==== Supplied information

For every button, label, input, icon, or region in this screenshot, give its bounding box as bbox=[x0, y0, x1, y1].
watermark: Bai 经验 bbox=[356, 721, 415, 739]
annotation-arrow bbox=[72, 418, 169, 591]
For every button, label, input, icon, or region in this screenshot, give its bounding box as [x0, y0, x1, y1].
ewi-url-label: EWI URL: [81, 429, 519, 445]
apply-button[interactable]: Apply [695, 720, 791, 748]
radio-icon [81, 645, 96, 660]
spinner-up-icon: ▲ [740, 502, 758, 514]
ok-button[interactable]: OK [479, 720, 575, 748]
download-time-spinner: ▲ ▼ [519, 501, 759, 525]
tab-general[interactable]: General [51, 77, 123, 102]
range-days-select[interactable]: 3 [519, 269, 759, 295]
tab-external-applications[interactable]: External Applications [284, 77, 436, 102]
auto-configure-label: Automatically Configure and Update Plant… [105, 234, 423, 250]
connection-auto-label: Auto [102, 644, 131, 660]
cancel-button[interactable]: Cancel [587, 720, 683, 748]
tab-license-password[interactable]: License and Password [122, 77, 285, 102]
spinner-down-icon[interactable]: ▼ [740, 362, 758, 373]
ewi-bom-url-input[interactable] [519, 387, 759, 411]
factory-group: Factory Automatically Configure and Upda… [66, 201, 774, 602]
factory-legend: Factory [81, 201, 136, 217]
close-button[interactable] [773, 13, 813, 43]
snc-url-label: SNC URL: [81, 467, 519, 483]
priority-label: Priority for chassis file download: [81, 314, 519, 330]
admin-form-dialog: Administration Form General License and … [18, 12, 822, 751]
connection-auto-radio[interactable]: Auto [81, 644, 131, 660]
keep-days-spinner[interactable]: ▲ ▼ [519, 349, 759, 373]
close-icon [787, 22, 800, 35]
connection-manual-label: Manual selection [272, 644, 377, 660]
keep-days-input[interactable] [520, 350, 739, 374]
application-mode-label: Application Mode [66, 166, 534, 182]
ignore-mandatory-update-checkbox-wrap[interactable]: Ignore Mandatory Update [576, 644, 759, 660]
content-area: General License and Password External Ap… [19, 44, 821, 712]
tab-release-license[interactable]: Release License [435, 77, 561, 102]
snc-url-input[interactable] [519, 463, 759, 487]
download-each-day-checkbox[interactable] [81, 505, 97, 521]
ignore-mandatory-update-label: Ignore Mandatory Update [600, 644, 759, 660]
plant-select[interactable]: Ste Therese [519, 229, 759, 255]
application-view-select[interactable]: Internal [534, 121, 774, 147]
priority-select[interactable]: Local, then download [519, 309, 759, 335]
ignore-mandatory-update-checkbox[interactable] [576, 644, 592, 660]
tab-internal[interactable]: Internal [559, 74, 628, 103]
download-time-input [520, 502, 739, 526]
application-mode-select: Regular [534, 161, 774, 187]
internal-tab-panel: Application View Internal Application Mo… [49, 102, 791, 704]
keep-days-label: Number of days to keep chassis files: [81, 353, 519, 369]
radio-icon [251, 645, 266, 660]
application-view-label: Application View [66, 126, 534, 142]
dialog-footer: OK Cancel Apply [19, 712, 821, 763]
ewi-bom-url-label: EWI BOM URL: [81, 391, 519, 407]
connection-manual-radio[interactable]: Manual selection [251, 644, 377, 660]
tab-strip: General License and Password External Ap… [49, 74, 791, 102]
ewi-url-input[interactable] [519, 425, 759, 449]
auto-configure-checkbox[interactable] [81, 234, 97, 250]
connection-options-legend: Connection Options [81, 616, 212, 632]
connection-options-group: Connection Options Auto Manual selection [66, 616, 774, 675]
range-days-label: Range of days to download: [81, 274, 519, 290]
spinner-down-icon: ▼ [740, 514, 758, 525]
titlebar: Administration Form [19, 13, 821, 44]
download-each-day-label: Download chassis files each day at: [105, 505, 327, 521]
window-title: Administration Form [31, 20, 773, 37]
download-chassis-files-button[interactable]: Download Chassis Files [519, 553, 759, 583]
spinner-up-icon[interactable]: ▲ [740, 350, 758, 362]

========

Edit the records from the start through the line that contains "connection-auto-label: Auto [102, 644, 131, 660]", inclusive, by replacing "bounding box" with "enclosing rectangle" and leaving everything else unchanged.

• The result:
For every button, label, input, icon, or region in this screenshot, give its enclosing rectangle as bbox=[x0, y0, x1, y1].
watermark: Bai 经验 bbox=[356, 721, 415, 739]
annotation-arrow bbox=[72, 418, 169, 591]
For every button, label, input, icon, or region in this screenshot, give its enclosing rectangle as [x0, y0, x1, y1].
ewi-url-label: EWI URL: [81, 429, 519, 445]
apply-button[interactable]: Apply [695, 720, 791, 748]
radio-icon [81, 645, 96, 660]
spinner-up-icon: ▲ [740, 502, 758, 514]
ok-button[interactable]: OK [479, 720, 575, 748]
download-time-spinner: ▲ ▼ [519, 501, 759, 525]
tab-general[interactable]: General [51, 77, 123, 102]
range-days-select[interactable]: 3 [519, 269, 759, 295]
tab-external-applications[interactable]: External Applications [284, 77, 436, 102]
auto-configure-label: Automatically Configure and Update Plant… [105, 234, 423, 250]
connection-auto-label: Auto [102, 644, 131, 660]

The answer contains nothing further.